== Task ==
Would you quote the material below in full and unchanged?

* * * * * * * * *

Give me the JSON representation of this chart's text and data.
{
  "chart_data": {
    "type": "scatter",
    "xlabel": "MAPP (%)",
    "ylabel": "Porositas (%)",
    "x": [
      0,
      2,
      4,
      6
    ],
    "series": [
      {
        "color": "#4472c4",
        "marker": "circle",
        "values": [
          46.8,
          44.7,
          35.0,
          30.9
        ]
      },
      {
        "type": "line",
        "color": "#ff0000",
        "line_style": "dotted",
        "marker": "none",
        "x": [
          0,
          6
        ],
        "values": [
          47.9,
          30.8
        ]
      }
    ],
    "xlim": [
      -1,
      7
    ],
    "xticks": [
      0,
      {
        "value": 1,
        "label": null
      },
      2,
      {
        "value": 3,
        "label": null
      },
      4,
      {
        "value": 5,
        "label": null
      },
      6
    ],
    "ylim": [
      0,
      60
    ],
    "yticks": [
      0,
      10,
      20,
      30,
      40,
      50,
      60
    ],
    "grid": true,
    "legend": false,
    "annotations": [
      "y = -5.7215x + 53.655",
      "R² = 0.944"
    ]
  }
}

* * * * * * * * *

== Task solution ==
Give me the JSON representation of this chart's text and data.
{
  "chart_data": {
    "type": "scatter",
    "xlabel": "MAPP (%)",
    "ylabel": "Porositas (%)",
    "x": [
      0,
      2,
      4,
      6
    ],
    "series": [
      {
        "color": "#4472c4",
        "marker": "circle",
        "values": [
          46.8,
          44.7,
          35.0,
          30.9
        ]
      },
      {
        "type": "line",
        "color": "#ff0000",
        "line_style": "dotted",
        "marker": "none",
        "x": [
          0,
          6
        ],
        "values": [
          47.9,
          30.8
        ]
      }
    ],
    "xlim": [
      -1,
      7
    ],
    "xticks": [
      0,
      {
        "value": 1,
        "label": null
      },
      2,
      {
        "value": 3,
        "label": null
      },
      4,
      {
        "value": 5,
        "label": null
      },
      6
    ],
    "ylim": [
      0,
      60
    ],
    "yticks": [
      0,
      10,
      20,
      30,
      40,
      50,
      60
    ],
    "grid": true,
    "legend": false,
    "annotations": [
      "y = -5.7215x + 53.655",
      "R² = 0.944"
    ]
  }
}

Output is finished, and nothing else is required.